Return each line holding the string "that".

---------------

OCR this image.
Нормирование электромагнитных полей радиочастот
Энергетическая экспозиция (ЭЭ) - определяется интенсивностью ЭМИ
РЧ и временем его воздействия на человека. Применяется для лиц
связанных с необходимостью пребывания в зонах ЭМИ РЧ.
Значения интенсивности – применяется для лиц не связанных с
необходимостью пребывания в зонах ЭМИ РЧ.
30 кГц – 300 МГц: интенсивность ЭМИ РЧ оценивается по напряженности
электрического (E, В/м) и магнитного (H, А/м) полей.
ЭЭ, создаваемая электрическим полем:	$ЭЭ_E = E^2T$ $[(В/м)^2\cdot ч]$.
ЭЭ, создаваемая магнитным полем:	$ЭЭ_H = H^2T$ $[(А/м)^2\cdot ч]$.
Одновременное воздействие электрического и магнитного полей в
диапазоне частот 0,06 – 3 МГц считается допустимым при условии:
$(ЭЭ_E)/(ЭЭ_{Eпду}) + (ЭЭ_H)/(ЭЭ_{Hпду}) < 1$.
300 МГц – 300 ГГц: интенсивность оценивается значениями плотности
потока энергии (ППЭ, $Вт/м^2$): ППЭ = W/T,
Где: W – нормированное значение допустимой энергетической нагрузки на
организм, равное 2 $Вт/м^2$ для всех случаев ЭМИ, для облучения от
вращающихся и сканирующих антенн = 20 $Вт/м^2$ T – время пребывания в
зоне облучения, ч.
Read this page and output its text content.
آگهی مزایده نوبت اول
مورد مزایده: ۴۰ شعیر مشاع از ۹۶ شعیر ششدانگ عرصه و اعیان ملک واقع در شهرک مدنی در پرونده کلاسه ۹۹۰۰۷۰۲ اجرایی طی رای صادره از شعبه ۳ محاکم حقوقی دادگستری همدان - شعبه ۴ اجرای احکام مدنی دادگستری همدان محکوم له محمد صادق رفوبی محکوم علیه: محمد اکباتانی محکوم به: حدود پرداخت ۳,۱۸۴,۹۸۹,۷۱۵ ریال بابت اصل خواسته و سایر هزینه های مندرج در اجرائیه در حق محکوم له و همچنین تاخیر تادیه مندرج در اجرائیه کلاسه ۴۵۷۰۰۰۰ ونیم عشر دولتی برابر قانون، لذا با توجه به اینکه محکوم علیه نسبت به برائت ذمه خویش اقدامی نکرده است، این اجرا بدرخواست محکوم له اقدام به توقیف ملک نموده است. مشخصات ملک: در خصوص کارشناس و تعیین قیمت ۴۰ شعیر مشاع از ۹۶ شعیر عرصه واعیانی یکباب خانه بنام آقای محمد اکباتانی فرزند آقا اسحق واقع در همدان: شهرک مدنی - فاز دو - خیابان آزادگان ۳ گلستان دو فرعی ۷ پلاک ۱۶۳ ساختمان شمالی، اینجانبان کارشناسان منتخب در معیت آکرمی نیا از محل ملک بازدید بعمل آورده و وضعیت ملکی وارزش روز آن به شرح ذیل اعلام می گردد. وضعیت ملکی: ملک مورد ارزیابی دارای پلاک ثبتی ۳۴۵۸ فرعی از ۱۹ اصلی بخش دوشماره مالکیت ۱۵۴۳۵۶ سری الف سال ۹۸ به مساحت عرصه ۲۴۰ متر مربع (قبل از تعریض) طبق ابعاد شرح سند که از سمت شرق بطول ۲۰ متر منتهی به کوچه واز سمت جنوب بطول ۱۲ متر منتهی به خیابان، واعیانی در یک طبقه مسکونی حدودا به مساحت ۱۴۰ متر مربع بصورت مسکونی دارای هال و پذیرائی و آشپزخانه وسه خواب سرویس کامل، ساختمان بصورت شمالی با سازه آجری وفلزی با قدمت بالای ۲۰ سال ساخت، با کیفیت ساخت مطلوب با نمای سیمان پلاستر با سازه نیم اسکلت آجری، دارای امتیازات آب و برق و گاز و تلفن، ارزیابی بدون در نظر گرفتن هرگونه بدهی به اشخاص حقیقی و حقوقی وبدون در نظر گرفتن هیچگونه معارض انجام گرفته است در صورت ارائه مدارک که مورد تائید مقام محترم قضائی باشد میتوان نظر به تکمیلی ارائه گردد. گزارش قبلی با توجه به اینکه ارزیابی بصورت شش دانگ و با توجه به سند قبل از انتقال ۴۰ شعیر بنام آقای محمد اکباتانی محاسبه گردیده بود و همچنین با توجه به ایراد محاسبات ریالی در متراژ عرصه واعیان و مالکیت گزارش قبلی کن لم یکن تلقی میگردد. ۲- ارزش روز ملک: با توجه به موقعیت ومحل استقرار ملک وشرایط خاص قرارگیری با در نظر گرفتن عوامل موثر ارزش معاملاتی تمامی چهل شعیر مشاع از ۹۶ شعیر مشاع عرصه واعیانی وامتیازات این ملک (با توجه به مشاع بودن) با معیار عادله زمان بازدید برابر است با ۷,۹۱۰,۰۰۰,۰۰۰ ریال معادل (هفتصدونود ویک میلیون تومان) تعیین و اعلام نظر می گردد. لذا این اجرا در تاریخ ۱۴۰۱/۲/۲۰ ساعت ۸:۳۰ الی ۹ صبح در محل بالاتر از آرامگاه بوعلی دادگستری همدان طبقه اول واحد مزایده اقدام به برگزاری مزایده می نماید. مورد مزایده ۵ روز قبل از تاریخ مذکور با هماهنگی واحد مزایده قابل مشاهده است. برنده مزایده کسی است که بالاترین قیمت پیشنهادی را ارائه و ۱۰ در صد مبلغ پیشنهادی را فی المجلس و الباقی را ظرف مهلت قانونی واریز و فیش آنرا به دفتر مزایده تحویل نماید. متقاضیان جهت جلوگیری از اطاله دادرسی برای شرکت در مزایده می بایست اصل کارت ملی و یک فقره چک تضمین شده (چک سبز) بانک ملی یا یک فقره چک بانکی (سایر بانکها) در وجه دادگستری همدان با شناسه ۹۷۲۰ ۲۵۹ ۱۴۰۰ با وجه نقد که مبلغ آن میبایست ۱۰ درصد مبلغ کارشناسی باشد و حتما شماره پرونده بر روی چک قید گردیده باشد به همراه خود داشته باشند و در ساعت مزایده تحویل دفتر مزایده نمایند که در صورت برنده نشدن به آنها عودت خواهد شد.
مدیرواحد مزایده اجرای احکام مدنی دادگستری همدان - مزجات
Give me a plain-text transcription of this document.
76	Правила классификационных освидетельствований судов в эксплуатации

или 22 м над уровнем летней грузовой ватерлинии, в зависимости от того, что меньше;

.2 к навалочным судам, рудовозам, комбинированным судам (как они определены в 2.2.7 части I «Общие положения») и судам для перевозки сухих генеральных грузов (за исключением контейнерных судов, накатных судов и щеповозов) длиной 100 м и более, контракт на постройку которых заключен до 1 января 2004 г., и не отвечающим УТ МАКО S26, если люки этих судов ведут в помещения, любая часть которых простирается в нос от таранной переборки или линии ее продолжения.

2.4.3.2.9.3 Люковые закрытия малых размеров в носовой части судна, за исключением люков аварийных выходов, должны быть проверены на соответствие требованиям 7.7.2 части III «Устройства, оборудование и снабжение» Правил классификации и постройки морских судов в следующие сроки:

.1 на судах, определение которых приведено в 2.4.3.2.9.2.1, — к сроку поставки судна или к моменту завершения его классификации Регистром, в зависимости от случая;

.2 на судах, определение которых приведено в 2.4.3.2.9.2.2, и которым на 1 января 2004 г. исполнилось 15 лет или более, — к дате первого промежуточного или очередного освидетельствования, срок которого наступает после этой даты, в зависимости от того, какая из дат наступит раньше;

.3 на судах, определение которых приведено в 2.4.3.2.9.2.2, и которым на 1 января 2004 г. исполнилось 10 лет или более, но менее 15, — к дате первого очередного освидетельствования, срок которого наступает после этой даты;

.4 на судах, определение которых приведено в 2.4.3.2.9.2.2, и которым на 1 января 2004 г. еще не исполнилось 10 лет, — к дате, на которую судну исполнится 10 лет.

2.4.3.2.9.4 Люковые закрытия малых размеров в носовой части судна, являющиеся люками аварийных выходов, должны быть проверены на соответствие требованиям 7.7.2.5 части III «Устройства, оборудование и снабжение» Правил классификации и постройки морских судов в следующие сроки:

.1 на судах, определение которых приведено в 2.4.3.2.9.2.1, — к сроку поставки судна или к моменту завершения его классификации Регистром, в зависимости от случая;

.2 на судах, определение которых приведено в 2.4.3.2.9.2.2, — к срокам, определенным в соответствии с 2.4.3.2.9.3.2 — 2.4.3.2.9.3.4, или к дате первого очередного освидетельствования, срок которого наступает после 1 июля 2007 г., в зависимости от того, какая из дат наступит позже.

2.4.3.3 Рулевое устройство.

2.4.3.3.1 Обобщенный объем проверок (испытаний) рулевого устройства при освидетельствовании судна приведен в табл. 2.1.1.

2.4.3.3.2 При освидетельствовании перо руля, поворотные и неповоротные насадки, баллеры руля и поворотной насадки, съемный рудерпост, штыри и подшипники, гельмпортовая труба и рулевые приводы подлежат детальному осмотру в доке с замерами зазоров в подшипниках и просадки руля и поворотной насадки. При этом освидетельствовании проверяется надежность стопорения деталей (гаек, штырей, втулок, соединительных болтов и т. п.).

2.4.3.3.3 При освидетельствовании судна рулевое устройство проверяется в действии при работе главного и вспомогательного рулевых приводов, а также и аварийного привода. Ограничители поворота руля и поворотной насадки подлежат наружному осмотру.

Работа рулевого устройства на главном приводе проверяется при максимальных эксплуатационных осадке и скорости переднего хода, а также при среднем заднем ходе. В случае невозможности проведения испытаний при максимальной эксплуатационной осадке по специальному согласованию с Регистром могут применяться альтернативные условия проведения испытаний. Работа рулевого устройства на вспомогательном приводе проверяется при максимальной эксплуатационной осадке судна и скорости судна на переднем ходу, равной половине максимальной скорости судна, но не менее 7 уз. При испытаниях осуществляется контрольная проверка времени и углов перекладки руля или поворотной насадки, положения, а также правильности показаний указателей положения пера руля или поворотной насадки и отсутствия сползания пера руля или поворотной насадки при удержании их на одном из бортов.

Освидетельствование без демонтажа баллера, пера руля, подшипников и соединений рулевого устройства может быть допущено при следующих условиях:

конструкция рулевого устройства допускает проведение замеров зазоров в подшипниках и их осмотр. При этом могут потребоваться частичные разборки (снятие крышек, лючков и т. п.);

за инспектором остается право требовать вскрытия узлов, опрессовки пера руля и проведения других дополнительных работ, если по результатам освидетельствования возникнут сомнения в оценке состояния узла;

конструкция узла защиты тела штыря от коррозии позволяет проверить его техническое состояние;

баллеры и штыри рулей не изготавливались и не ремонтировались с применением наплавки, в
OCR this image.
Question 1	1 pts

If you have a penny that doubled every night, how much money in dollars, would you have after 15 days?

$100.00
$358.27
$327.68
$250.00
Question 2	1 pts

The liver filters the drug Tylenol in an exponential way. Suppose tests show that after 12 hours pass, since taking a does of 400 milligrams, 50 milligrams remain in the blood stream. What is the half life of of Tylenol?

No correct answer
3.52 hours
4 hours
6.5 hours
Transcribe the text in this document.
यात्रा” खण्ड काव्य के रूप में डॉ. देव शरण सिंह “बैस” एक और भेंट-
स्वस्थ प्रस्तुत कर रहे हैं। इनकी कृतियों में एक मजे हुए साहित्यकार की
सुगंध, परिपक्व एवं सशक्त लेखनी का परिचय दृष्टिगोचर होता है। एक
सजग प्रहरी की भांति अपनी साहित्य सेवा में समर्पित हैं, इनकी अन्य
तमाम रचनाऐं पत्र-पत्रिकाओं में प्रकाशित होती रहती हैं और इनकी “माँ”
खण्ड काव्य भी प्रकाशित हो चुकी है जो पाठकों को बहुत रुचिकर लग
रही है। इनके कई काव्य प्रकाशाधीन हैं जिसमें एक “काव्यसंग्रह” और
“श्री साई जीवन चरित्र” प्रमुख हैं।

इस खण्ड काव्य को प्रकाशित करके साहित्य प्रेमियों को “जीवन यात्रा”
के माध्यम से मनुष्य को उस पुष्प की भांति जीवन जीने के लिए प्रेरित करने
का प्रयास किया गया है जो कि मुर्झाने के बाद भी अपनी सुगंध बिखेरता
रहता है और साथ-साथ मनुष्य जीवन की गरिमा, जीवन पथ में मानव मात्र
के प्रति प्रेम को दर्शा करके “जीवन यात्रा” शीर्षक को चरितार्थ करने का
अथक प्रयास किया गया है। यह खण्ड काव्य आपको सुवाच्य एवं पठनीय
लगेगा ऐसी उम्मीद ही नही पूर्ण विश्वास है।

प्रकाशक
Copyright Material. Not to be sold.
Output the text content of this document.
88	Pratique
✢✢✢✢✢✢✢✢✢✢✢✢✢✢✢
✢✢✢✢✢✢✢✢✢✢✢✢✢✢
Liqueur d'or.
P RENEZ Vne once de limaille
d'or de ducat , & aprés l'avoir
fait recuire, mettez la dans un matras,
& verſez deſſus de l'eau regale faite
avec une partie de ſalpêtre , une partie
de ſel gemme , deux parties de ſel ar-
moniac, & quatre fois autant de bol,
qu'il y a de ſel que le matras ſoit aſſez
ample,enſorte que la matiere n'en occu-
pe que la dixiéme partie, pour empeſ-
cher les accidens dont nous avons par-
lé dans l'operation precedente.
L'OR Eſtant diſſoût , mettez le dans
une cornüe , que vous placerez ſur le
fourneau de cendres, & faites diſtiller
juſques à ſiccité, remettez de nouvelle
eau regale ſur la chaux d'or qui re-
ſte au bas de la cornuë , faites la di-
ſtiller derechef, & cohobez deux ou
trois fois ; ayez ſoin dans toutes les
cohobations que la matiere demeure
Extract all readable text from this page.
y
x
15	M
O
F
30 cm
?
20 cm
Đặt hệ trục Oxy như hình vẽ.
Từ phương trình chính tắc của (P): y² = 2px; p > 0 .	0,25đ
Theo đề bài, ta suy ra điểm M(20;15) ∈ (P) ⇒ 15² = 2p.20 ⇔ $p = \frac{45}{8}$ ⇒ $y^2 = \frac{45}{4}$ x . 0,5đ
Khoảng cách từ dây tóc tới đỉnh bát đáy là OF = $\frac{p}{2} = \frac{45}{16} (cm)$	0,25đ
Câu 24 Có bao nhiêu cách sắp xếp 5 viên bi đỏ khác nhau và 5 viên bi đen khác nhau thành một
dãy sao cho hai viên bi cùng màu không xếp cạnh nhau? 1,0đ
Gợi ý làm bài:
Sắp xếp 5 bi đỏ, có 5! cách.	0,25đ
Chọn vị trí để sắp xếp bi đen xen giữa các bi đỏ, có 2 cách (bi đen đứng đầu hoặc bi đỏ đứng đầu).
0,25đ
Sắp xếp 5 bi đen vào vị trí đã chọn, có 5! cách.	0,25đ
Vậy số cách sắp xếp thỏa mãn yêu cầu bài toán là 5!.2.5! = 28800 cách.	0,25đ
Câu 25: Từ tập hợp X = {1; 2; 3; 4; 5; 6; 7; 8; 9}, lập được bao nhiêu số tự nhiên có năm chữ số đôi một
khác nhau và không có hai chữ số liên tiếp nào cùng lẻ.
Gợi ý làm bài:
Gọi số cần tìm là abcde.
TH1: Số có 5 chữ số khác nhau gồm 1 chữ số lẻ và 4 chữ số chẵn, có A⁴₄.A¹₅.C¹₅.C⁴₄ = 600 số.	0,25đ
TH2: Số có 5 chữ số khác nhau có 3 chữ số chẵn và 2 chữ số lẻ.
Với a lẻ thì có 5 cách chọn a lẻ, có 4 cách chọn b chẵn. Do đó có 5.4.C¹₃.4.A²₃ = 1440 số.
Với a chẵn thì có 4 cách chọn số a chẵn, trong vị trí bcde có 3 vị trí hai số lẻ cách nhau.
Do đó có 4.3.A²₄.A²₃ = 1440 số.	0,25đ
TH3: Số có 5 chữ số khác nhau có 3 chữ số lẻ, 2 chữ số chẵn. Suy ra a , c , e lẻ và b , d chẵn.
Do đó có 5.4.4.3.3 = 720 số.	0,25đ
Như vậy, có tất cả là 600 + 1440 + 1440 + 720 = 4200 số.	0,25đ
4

---------------

[Exercise answer]:
If you have a penny that doubled every night, how much money in dollars, would you have after 15 days?
The liver filters the drug Tylenol in an exponential way. Suppose tests show that after 12 hours pass, since taking a does of 400 milligrams, 50 milligrams remain in the blood stream. What is the half life of of Tylenol?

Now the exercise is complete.